▶ Stated task
Return all of the lines below exactly as they are.

▶ Input material
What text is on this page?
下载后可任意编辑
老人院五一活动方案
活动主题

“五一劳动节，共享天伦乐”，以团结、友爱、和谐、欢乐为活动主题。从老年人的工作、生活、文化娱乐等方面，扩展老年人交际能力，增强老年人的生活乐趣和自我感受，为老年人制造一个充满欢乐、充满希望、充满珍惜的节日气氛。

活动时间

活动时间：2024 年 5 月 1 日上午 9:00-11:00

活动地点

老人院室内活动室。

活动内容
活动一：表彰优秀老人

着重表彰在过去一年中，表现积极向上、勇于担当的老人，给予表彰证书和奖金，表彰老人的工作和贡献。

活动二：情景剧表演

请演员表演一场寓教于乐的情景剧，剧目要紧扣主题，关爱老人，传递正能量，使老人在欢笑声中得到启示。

▶ Full output
What text is on this page?
下载后可任意编辑
老人院五一活动方案
活动主题

“五一劳动节，共享天伦乐”，以团结、友爱、和谐、欢乐为活动主题。从老年人的工作、生活、文化娱乐等方面，扩展老年人交际能力，增强老年人的生活乐趣和自我感受，为老年人制造一个充满欢乐、充满希望、充满珍惜的节日气氛。

活动时间

活动时间：2024 年 5 月 1 日上午 9:00-11:00

活动地点

老人院室内活动室。

活动内容
活动一：表彰优秀老人

着重表彰在过去一年中，表现积极向上、勇于担当的老人，给予表彰证书和奖金，表彰老人的工作和贡献。

活动二：情景剧表演

请演员表演一场寓教于乐的情景剧，剧目要紧扣主题，关爱老人，传递正能量，使老人在欢笑声中得到启示。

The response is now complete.